▶ **Stated task**
Of all the lines in the records, how many hold the word "Teklif"? Answer with the number only.

[Dataset entries on figures]
__________

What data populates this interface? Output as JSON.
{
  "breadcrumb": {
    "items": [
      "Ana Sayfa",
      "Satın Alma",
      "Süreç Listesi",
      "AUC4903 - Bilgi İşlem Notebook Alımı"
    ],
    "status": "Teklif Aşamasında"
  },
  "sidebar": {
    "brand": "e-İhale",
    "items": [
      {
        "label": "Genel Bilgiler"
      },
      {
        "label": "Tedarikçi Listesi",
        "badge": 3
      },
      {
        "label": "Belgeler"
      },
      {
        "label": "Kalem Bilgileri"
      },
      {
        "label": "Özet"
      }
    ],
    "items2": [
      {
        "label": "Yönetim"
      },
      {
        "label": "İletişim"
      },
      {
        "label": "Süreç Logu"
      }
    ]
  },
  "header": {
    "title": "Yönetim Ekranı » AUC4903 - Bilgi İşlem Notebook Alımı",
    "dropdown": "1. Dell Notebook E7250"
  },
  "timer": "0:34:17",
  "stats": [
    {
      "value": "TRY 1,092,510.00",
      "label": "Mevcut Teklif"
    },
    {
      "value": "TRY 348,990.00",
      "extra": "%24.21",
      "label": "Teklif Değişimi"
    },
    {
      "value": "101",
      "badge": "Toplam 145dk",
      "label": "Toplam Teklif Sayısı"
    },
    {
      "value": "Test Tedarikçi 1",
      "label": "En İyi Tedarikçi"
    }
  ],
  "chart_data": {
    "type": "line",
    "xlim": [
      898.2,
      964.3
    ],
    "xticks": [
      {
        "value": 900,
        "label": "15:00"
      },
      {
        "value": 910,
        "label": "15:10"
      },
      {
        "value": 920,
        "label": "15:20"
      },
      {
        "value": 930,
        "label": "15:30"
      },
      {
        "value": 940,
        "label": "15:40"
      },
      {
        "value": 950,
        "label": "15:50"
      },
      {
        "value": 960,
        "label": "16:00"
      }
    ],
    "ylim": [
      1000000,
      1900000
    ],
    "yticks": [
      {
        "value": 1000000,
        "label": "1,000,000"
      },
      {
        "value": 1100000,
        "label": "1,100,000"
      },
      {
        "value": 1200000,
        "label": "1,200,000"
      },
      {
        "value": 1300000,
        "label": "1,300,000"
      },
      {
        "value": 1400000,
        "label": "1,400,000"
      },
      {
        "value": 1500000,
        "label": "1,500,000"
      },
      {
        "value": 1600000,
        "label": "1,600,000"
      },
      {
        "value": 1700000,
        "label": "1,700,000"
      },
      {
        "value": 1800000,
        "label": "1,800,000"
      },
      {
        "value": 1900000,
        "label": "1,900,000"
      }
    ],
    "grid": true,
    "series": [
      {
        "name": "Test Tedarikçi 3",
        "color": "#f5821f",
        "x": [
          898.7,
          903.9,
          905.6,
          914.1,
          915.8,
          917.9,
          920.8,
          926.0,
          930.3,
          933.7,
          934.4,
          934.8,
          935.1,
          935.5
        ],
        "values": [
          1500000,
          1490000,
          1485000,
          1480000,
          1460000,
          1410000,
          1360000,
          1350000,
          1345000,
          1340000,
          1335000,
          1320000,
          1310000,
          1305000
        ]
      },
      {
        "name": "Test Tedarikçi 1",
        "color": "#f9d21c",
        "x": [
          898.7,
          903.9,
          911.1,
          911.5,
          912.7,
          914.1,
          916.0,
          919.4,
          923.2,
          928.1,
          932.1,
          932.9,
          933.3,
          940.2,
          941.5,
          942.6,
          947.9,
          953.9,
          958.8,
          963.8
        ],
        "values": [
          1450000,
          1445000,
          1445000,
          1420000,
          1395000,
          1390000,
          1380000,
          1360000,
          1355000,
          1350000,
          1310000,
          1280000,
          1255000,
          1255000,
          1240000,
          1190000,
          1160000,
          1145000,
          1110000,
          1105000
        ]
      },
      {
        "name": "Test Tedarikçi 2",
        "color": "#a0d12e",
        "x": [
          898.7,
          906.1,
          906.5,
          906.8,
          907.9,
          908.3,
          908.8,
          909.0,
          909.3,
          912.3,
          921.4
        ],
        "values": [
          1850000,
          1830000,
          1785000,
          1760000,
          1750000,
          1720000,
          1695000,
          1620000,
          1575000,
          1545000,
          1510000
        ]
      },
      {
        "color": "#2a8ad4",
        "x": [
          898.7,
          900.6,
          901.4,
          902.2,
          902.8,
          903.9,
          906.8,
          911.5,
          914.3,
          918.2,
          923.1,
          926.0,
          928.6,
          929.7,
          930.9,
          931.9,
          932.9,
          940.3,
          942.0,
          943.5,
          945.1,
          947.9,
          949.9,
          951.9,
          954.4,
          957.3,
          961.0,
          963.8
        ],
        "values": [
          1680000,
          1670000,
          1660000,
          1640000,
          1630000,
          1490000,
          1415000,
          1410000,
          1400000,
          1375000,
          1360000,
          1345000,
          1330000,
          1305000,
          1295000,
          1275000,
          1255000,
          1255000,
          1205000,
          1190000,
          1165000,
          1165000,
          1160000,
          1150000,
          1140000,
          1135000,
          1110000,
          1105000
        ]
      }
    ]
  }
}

__________

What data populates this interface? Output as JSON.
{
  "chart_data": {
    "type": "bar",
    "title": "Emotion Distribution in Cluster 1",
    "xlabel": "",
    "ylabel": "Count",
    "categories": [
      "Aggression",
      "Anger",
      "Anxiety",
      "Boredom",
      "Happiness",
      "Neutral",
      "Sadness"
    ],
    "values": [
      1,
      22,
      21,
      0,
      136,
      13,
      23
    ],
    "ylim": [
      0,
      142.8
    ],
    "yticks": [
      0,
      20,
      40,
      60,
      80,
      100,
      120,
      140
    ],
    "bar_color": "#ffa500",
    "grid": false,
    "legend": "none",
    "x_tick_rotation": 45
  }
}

__________

▶ **Response**
4